## Rows
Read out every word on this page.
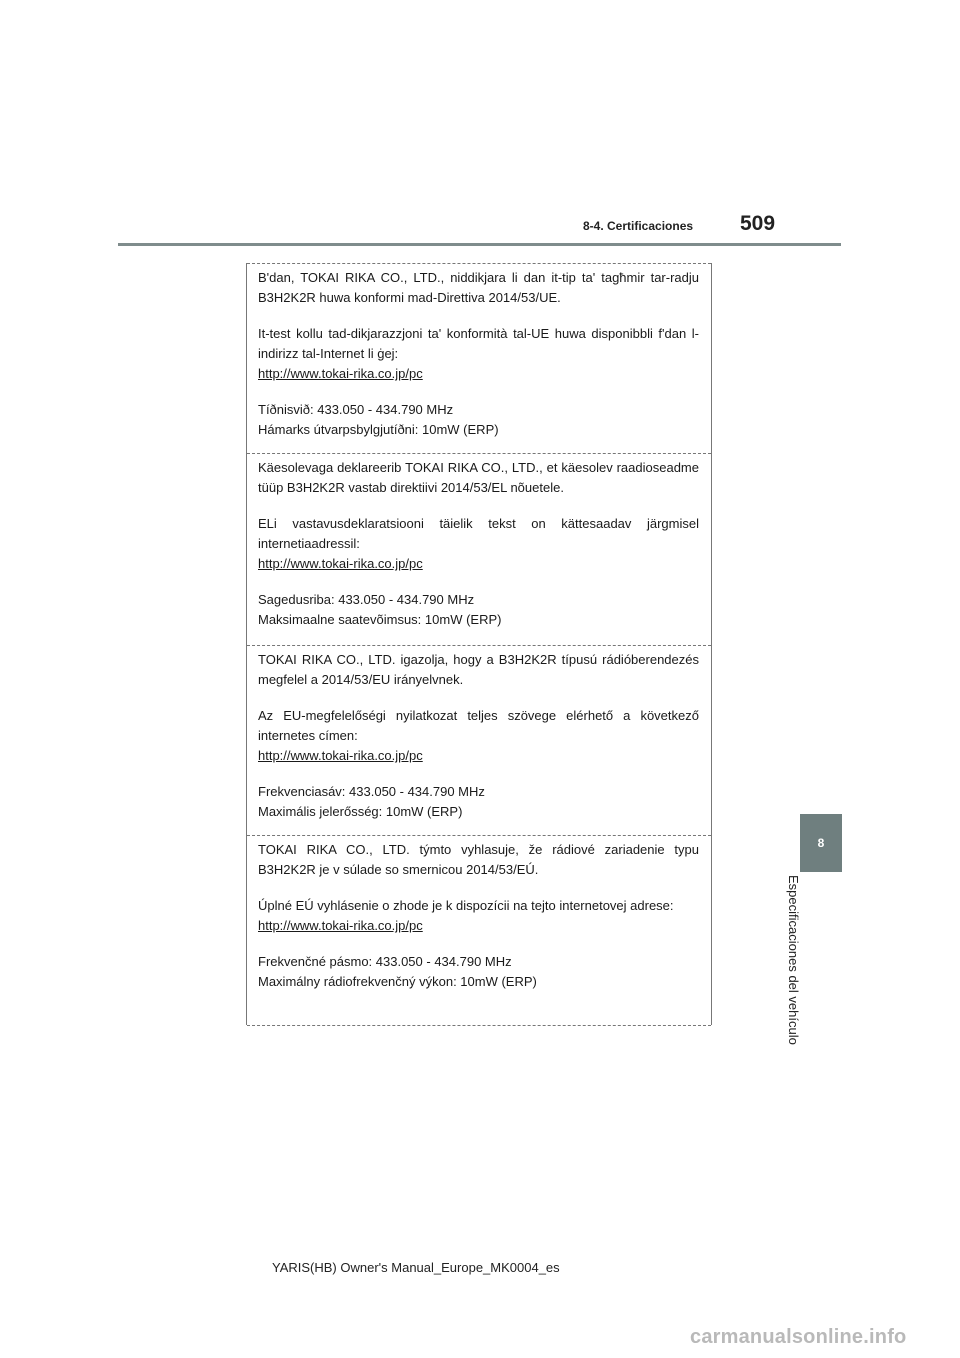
8-4. Certificaciones 509
8
Especificaciones del vehículo

B'dan, TOKAI RIKA CO., LTD., niddikjara li dan it-tip ta' tagħmir tar-radju B3H2K2R huwa konformi mad-Direttiva 2014/53/UE.

It-test kollu tad-dikjarazzjoni ta' konformità tal-UE huwa disponibbli f'dan l-indirizz tal-Internet li ġej:

http://www.tokai-rika.co.jp/pc

Tíðnisvið: 433.050 - 434.790 MHz

Hámarks útvarpsbylgjutíðni: 10mW (ERP)

Käesolevaga deklareerib TOKAI RIKA CO., LTD., et käesolev raadioseadme tüüp B3H2K2R vastab direktiivi 2014/53/EL nõuetele.

ELi vastavusdeklaratsiooni täielik tekst on kättesaadav järgmisel internetiaadressil:

http://www.tokai-rika.co.jp/pc

Sagedusriba: 433.050 - 434.790 MHz

Maksimaalne saatevõimsus: 10mW (ERP)

TOKAI RIKA CO., LTD. igazolja, hogy a B3H2K2R típusú rádióberendezés megfelel a 2014/53/EU irányelvnek.

Az EU-megfelelőségi nyilatkozat teljes szövege elérhető a következő internetes címen:

http://www.tokai-rika.co.jp/pc

Frekvenciasáv: 433.050 - 434.790 MHz

Maximális jelerősség: 10mW (ERP)

TOKAI RIKA CO., LTD. týmto vyhlasuje, že rádiové zariadenie typu B3H2K2R je v súlade so smernicou 2014/53/EÚ.

Úplné EÚ vyhlásenie o zhode je k dispozícii na tejto internetovej adrese:

http://www.tokai-rika.co.jp/pc

Frekvenčné pásmo: 433.050 - 434.790 MHz

Maximálny rádiofrekvenčný výkon: 10mW (ERP)

YARIS(HB) Owner's Manual_Europe_MK0004_es
carmanualsonline.info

## What you need to do
Each entry must be retyped word for word, with every image omitted.

## Solved problem
Read out every word on this page.
8-4. Certificaciones 509
8
Especificaciones del vehículo

B'dan, TOKAI RIKA CO., LTD., niddikjara li dan it-tip ta' tagħmir tar-radju B3H2K2R huwa konformi mad-Direttiva 2014/53/UE.

It-test kollu tad-dikjarazzjoni ta' konformità tal-UE huwa disponibbli f'dan l-indirizz tal-Internet li ġej:

http://www.tokai-rika.co.jp/pc

Tíðnisvið: 433.050 - 434.790 MHz

Hámarks útvarpsbylgjutíðni: 10mW (ERP)

Käesolevaga deklareerib TOKAI RIKA CO., LTD., et käesolev raadioseadme tüüp B3H2K2R vastab direktiivi 2014/53/EL nõuetele.

ELi vastavusdeklaratsiooni täielik tekst on kättesaadav järgmisel internetiaadressil:

http://www.tokai-rika.co.jp/pc

Sagedusriba: 433.050 - 434.790 MHz

Maksimaalne saatevõimsus: 10mW (ERP)

TOKAI RIKA CO., LTD. igazolja, hogy a B3H2K2R típusú rádióberendezés megfelel a 2014/53/EU irányelvnek.

Az EU-megfelelőségi nyilatkozat teljes szövege elérhető a következő internetes címen:

http://www.tokai-rika.co.jp/pc

Frekvenciasáv: 433.050 - 434.790 MHz

Maximális jelerősség: 10mW (ERP)

TOKAI RIKA CO., LTD. týmto vyhlasuje, že rádiové zariadenie typu B3H2K2R je v súlade so smernicou 2014/53/EÚ.

Úplné EÚ vyhlásenie o zhode je k dispozícii na tejto internetovej adrese:

http://www.tokai-rika.co.jp/pc

Frekvenčné pásmo: 433.050 - 434.790 MHz

Maximálny rádiofrekvenčný výkon: 10mW (ERP)

YARIS(HB) Owner's Manual_Europe_MK0004_es
carmanualsonline.info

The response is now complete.